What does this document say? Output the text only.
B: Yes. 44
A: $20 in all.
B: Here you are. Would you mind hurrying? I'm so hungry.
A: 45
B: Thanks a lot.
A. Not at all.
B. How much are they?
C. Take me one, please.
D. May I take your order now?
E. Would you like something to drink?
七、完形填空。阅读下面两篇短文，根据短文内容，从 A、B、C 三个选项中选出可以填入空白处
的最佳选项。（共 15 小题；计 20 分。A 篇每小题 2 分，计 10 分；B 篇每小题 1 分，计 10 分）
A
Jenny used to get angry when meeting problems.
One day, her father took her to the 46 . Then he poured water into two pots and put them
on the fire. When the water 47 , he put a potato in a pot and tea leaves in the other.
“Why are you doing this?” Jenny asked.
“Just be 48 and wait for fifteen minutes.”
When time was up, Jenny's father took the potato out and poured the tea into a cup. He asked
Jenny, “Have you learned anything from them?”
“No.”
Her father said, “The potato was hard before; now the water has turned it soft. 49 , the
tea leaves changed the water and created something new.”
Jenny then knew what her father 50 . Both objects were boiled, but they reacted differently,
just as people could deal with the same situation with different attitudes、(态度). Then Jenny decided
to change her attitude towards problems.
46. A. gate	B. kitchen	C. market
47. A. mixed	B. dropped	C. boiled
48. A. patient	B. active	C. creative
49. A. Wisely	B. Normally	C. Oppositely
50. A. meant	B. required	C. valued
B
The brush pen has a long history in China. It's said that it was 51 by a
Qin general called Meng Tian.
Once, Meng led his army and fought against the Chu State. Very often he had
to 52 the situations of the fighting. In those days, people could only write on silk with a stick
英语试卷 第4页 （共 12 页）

WRITTEN EXERCISE:
Repeat the records above exactly as they appear.

COMPLETE ANSWER:
What does this document say? Output the text only.
B: Yes. 44
A: $20 in all.
B: Here you are. Would you mind hurrying? I'm so hungry.
A: 45
B: Thanks a lot.
A. Not at all.
B. How much are they?
C. Take me one, please.
D. May I take your order now?
E. Would you like something to drink?
七、完形填空。阅读下面两篇短文，根据短文内容，从 A、B、C 三个选项中选出可以填入空白处
的最佳选项。（共 15 小题；计 20 分。A 篇每小题 2 分，计 10 分；B 篇每小题 1 分，计 10 分）
A
Jenny used to get angry when meeting problems.
One day, her father took her to the 46 . Then he poured water into two pots and put them
on the fire. When the water 47 , he put a potato in a pot and tea leaves in the other.
“Why are you doing this?” Jenny asked.
“Just be 48 and wait for fifteen minutes.”
When time was up, Jenny's father took the potato out and poured the tea into a cup. He asked
Jenny, “Have you learned anything from them?”
“No.”
Her father said, “The potato was hard before; now the water has turned it soft. 49 , the
tea leaves changed the water and created something new.”
Jenny then knew what her father 50 . Both objects were boiled, but they reacted differently,
just as people could deal with the same situation with different attitudes、(态度). Then Jenny decided
to change her attitude towards problems.
46. A. gate	B. kitchen	C. market
47. A. mixed	B. dropped	C. boiled
48. A. patient	B. active	C. creative
49. A. Wisely	B. Normally	C. Oppositely
50. A. meant	B. required	C. valued
B
The brush pen has a long history in China. It's said that it was 51 by a
Qin general called Meng Tian.
Once, Meng led his army and fought against the Chu State. Very often he had
to 52 the situations of the fighting. In those days, people could only write on silk with a stick
英语试卷 第4页 （共 12 页）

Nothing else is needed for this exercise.